Repeat the lines that follow, leaving nothing out.

+---+

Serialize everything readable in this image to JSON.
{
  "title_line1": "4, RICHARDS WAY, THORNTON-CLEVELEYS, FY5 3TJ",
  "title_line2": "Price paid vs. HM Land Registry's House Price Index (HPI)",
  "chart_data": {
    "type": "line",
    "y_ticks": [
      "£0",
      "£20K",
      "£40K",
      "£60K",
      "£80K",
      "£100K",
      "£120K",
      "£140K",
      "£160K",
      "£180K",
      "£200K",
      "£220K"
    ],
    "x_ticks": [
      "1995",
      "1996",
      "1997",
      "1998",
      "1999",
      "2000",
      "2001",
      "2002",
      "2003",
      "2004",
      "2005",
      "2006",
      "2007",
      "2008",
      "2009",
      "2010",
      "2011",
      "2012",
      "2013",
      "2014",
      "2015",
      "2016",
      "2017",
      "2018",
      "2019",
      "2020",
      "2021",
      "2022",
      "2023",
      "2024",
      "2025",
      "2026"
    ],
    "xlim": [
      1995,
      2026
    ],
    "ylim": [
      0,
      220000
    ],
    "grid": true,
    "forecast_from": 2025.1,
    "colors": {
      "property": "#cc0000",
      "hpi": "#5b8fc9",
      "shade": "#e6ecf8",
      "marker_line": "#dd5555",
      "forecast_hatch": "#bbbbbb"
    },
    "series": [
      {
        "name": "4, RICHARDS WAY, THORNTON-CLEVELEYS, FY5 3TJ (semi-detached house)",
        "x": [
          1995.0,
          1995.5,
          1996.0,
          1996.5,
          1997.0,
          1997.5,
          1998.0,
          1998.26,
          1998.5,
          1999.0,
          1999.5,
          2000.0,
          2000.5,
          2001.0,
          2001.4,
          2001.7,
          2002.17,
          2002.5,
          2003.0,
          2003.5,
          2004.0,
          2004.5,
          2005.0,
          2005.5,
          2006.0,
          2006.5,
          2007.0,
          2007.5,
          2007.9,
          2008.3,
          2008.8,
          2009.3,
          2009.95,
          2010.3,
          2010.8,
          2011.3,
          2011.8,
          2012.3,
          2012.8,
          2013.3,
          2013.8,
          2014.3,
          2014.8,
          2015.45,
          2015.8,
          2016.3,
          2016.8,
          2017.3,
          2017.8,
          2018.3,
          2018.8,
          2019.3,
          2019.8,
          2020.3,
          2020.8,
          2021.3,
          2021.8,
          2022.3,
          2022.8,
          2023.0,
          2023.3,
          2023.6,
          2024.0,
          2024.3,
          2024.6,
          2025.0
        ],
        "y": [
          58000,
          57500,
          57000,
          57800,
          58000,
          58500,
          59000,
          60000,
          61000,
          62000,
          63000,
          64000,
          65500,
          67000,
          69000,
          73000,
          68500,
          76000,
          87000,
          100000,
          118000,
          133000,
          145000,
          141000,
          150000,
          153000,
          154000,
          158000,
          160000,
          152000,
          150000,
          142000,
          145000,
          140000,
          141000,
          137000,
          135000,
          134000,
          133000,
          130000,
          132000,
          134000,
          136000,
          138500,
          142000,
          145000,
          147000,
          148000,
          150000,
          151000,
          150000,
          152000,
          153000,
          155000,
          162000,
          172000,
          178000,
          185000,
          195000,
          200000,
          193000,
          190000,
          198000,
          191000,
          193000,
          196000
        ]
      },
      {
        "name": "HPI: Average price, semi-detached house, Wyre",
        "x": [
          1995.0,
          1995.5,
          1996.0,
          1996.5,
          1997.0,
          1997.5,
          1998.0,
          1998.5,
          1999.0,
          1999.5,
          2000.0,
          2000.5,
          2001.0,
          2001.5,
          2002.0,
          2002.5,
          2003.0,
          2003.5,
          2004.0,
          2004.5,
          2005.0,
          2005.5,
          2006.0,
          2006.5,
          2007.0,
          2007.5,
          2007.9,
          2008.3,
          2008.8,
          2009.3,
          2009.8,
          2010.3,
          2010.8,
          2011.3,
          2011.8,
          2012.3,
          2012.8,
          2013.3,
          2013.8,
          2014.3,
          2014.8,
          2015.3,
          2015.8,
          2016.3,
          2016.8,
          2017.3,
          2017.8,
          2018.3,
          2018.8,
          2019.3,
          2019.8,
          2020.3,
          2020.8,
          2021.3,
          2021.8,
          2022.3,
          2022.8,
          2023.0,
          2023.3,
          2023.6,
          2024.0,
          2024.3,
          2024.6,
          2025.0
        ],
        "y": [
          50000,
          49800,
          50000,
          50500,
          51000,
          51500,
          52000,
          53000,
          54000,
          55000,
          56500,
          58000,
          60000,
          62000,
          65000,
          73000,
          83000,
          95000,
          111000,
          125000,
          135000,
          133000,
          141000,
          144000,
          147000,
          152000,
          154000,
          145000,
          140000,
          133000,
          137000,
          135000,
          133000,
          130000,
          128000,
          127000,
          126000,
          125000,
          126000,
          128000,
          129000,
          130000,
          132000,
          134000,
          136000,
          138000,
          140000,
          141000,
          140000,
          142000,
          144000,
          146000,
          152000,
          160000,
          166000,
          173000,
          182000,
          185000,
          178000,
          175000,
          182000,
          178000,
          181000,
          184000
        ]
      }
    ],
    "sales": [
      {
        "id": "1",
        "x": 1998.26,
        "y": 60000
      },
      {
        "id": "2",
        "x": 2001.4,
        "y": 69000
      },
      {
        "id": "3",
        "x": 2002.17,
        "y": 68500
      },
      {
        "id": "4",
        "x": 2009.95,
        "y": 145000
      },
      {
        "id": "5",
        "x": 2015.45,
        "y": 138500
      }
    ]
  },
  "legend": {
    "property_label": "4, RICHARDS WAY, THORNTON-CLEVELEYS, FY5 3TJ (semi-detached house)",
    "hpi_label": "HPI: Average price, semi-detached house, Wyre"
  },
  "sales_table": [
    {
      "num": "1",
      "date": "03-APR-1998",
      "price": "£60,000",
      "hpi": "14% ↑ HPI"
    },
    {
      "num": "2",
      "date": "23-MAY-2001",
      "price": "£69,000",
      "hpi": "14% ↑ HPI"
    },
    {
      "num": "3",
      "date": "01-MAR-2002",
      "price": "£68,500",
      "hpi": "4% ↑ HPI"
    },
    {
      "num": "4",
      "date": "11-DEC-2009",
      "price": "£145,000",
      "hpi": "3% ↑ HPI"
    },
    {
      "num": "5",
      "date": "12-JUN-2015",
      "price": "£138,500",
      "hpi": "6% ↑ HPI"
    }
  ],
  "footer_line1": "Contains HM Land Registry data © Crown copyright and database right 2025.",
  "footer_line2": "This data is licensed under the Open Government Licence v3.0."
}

+---+

Result of the task:
Serialize everything readable in this image to JSON.
{
  "title_line1": "4, RICHARDS WAY, THORNTON-CLEVELEYS, FY5 3TJ",
  "title_line2": "Price paid vs. HM Land Registry's House Price Index (HPI)",
  "chart_data": {
    "type": "line",
    "y_ticks": [
      "£0",
      "£20K",
      "£40K",
      "£60K",
      "£80K",
      "£100K",
      "£120K",
      "£140K",
      "£160K",
      "£180K",
      "£200K",
      "£220K"
    ],
    "x_ticks": [
      "1995",
      "1996",
      "1997",
      "1998",
      "1999",
      "2000",
      "2001",
      "2002",
      "2003",
      "2004",
      "2005",
      "2006",
      "2007",
      "2008",
      "2009",
      "2010",
      "2011",
      "2012",
      "2013",
      "2014",
      "2015",
      "2016",
      "2017",
      "2018",
      "2019",
      "2020",
      "2021",
      "2022",
      "2023",
      "2024",
      "2025",
      "2026"
    ],
    "xlim": [
      1995,
      2026
    ],
    "ylim": [
      0,
      220000
    ],
    "grid": true,
    "forecast_from": 2025.1,
    "colors": {
      "property": "#cc0000",
      "hpi": "#5b8fc9",
      "shade": "#e6ecf8",
      "marker_line": "#dd5555",
      "forecast_hatch": "#bbbbbb"
    },
    "series": [
      {
        "name": "4, RICHARDS WAY, THORNTON-CLEVELEYS, FY5 3TJ (semi-detached house)",
        "x": [
          1995.0,
          1995.5,
          1996.0,
          1996.5,
          1997.0,
          1997.5,
          1998.0,
          1998.26,
          1998.5,
          1999.0,
          1999.5,
          2000.0,
          2000.5,
          2001.0,
          2001.4,
          2001.7,
          2002.17,
          2002.5,
          2003.0,
          2003.5,
          2004.0,
          2004.5,
          2005.0,
          2005.5,
          2006.0,
          2006.5,
          2007.0,
          2007.5,
          2007.9,
          2008.3,
          2008.8,
          2009.3,
          2009.95,
          2010.3,
          2010.8,
          2011.3,
          2011.8,
          2012.3,
          2012.8,
          2013.3,
          2013.8,
          2014.3,
          2014.8,
          2015.45,
          2015.8,
          2016.3,
          2016.8,
          2017.3,
          2017.8,
          2018.3,
          2018.8,
          2019.3,
          2019.8,
          2020.3,
          2020.8,
          2021.3,
          2021.8,
          2022.3,
          2022.8,
          2023.0,
          2023.3,
          2023.6,
          2024.0,
          2024.3,
          2024.6,
          2025.0
        ],
        "y": [
          58000,
          57500,
          57000,
          57800,
          58000,
          58500,
          59000,
          60000,
          61000,
          62000,
          63000,
          64000,
          65500,
          67000,
          69000,
          73000,
          68500,
          76000,
          87000,
          100000,
          118000,
          133000,
          145000,
          141000,
          150000,
          153000,
          154000,
          158000,
          160000,
          152000,
          150000,
          142000,
          145000,
          140000,
          141000,
          137000,
          135000,
          134000,
          133000,
          130000,
          132000,
          134000,
          136000,
          138500,
          142000,
          145000,
          147000,
          148000,
          150000,
          151000,
          150000,
          152000,
          153000,
          155000,
          162000,
          172000,
          178000,
          185000,
          195000,
          200000,
          193000,
          190000,
          198000,
          191000,
          193000,
          196000
        ]
      },
      {
        "name": "HPI: Average price, semi-detached house, Wyre",
        "x": [
          1995.0,
          1995.5,
          1996.0,
          1996.5,
          1997.0,
          1997.5,
          1998.0,
          1998.5,
          1999.0,
          1999.5,
          2000.0,
          2000.5,
          2001.0,
          2001.5,
          2002.0,
          2002.5,
          2003.0,
          2003.5,
          2004.0,
          2004.5,
          2005.0,
          2005.5,
          2006.0,
          2006.5,
          2007.0,
          2007.5,
          2007.9,
          2008.3,
          2008.8,
          2009.3,
          2009.8,
          2010.3,
          2010.8,
          2011.3,
          2011.8,
          2012.3,
          2012.8,
          2013.3,
          2013.8,
          2014.3,
          2014.8,
          2015.3,
          2015.8,
          2016.3,
          2016.8,
          2017.3,
          2017.8,
          2018.3,
          2018.8,
          2019.3,
          2019.8,
          2020.3,
          2020.8,
          2021.3,
          2021.8,
          2022.3,
          2022.8,
          2023.0,
          2023.3,
          2023.6,
          2024.0,
          2024.3,
          2024.6,
          2025.0
        ],
        "y": [
          50000,
          49800,
          50000,
          50500,
          51000,
          51500,
          52000,
          53000,
          54000,
          55000,
          56500,
          58000,
          60000,
          62000,
          65000,
          73000,
          83000,
          95000,
          111000,
          125000,
          135000,
          133000,
          141000,
          144000,
          147000,
          152000,
          154000,
          145000,
          140000,
          133000,
          137000,
          135000,
          133000,
          130000,
          128000,
          127000,
          126000,
          125000,
          126000,
          128000,
          129000,
          130000,
          132000,
          134000,
          136000,
          138000,
          140000,
          141000,
          140000,
          142000,
          144000,
          146000,
          152000,
          160000,
          166000,
          173000,
          182000,
          185000,
          178000,
          175000,
          182000,
          178000,
          181000,
          184000
        ]
      }
    ],
    "sales": [
      {
        "id": "1",
        "x": 1998.26,
        "y": 60000
      },
      {
        "id": "2",
        "x": 2001.4,
        "y": 69000
      },
      {
        "id": "3",
        "x": 2002.17,
        "y": 68500
      },
      {
        "id": "4",
        "x": 2009.95,
        "y": 145000
      },
      {
        "id": "5",
        "x": 2015.45,
        "y": 138500
      }
    ]
  },
  "legend": {
    "property_label": "4, RICHARDS WAY, THORNTON-CLEVELEYS, FY5 3TJ (semi-detached house)",
    "hpi_label": "HPI: Average price, semi-detached house, Wyre"
  },
  "sales_table": [
    {
      "num": "1",
      "date": "03-APR-1998",
      "price": "£60,000",
      "hpi": "14% ↑ HPI"
    },
    {
      "num": "2",
      "date": "23-MAY-2001",
      "price": "£69,000",
      "hpi": "14% ↑ HPI"
    },
    {
      "num": "3",
      "date": "01-MAR-2002",
      "price": "£68,500",
      "hpi": "4% ↑ HPI"
    },
    {
      "num": "4",
      "date": "11-DEC-2009",
      "price": "£145,000",
      "hpi": "3% ↑ HPI"
    },
    {
      "num": "5",
      "date": "12-JUN-2015",
      "price": "£138,500",
      "hpi": "6% ↑ HPI"
    }
  ],
  "footer_line1": "Contains HM Land Registry data © Crown copyright and database right 2025.",
  "footer_line2": "This data is licensed under the Open Government Licence v3.0."
}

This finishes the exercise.